Rows from a figure dataset:
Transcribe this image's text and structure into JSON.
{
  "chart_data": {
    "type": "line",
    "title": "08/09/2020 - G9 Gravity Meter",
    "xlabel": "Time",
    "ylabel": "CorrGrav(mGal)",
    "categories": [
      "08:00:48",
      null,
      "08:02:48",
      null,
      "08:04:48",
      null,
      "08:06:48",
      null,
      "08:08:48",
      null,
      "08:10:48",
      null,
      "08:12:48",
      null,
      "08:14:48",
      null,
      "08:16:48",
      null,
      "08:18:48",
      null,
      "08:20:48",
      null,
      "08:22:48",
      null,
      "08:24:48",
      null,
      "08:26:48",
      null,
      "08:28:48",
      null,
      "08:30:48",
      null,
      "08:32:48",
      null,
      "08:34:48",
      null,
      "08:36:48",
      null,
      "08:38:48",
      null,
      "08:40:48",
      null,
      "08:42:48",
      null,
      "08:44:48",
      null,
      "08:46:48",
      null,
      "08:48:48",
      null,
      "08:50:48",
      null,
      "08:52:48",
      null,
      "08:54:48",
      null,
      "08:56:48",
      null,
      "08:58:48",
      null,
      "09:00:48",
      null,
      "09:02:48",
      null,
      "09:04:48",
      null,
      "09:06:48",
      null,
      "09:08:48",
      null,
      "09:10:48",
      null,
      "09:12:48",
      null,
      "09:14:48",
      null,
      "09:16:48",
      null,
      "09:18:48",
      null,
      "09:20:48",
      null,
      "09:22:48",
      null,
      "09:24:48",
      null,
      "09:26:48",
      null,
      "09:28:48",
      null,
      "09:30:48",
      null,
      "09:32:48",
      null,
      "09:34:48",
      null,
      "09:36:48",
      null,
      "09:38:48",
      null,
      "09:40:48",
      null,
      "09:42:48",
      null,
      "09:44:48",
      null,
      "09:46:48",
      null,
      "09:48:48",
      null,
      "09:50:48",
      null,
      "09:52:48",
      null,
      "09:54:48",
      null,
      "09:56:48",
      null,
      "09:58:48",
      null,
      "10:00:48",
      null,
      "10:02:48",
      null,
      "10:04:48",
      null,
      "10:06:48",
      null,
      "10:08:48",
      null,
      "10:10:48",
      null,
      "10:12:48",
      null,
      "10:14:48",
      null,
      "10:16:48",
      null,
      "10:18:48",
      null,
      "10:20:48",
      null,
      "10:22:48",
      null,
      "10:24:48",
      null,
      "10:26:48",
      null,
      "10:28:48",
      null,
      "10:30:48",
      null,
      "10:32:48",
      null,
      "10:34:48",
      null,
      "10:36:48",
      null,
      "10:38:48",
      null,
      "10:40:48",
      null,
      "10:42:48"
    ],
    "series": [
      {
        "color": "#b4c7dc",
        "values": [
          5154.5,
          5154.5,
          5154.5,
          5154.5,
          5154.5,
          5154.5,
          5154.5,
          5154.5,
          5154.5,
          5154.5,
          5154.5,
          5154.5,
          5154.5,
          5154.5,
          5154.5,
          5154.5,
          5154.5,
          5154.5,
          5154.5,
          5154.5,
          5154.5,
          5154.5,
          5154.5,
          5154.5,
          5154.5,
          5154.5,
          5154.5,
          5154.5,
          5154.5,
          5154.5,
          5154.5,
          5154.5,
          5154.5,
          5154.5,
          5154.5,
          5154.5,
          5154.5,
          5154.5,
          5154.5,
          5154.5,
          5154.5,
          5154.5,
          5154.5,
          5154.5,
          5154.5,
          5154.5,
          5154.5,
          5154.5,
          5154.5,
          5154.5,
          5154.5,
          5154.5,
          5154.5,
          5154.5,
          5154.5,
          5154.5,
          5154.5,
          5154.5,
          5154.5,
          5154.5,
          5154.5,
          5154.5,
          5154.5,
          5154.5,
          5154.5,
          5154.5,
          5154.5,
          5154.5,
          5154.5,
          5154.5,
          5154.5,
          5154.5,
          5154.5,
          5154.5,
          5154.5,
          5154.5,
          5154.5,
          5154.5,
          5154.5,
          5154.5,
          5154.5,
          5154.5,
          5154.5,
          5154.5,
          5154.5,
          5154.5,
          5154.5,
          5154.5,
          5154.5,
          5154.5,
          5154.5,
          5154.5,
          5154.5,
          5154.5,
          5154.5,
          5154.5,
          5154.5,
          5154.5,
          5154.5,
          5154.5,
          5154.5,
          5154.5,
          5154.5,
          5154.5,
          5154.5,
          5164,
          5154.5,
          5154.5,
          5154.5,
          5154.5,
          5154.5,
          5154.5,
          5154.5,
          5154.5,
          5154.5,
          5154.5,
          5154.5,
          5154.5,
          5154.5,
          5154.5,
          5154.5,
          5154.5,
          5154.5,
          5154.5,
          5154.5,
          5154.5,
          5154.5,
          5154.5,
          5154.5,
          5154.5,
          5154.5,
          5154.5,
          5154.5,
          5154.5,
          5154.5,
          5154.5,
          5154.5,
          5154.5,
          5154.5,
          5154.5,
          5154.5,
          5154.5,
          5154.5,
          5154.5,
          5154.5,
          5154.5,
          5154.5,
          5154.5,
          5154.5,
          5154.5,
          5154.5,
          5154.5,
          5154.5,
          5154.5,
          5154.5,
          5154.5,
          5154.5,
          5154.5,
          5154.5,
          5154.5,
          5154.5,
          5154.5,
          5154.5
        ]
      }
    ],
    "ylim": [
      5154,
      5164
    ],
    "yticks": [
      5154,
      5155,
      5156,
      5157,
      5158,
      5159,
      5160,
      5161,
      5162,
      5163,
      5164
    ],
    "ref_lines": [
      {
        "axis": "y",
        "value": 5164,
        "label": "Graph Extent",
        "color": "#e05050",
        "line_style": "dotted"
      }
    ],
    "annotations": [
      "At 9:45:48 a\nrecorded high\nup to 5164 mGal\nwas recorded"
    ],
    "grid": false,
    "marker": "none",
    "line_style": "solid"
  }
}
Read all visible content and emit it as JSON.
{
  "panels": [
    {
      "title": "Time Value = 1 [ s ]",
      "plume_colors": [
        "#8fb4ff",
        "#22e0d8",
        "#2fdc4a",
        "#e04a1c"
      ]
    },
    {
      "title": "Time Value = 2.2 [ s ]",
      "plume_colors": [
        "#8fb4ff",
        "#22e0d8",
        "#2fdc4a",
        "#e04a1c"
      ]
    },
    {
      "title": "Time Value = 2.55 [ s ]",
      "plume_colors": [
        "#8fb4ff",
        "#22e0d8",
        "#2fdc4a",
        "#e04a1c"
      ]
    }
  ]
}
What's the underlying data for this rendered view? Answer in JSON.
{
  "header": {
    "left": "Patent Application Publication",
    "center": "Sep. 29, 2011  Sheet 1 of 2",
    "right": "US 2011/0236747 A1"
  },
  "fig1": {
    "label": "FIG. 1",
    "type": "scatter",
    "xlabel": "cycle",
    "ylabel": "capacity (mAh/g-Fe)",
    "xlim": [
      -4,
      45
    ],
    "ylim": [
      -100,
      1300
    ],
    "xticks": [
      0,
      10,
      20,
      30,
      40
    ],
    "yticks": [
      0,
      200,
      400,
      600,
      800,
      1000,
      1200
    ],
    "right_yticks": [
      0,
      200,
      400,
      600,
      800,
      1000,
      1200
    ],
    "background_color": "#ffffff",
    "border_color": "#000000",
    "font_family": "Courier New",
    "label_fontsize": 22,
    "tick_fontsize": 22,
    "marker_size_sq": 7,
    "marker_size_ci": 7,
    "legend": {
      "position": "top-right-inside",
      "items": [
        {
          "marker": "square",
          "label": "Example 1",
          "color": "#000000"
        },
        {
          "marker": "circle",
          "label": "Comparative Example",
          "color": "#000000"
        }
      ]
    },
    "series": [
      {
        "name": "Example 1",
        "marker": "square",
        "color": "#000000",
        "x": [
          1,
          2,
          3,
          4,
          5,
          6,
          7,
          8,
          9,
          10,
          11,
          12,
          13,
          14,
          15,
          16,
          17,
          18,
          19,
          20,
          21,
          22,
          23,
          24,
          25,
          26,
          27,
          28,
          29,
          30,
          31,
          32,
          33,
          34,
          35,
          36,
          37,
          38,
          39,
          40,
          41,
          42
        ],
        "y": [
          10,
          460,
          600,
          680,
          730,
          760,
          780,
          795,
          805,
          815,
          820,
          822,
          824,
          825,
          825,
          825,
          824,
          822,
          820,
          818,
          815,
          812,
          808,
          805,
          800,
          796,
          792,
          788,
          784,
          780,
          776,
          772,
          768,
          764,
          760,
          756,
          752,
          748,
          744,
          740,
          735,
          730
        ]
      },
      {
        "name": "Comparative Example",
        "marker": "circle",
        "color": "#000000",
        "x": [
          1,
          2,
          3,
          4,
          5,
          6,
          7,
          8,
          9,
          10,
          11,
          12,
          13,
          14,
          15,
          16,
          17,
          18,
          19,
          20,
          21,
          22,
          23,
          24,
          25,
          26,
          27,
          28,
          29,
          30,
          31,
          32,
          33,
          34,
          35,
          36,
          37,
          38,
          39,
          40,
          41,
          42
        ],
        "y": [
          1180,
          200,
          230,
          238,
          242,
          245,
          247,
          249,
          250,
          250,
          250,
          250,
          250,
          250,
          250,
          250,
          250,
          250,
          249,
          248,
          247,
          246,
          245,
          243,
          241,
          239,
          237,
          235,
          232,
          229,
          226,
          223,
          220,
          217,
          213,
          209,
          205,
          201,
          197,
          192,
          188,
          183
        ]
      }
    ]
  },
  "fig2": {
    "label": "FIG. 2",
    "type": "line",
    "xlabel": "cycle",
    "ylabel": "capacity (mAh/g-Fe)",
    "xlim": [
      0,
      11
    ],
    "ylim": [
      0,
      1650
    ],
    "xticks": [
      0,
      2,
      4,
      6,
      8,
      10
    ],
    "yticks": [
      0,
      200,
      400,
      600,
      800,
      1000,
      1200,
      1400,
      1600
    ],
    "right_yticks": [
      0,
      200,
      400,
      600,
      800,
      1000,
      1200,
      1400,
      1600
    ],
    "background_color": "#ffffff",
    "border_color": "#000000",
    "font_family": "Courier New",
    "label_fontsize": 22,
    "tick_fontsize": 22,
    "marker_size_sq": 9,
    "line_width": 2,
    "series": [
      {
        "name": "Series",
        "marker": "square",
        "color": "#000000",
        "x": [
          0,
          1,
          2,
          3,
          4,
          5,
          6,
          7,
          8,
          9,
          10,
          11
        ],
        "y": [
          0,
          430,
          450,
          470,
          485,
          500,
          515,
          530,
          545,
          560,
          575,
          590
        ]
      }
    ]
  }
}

[THE PROBLEM]: Copy down every line of the entries containing the word "name".

[EXERCISE RESPONSE]:
        "name": "Example 1",
        "name": "Comparative Example",
        "name": "Series",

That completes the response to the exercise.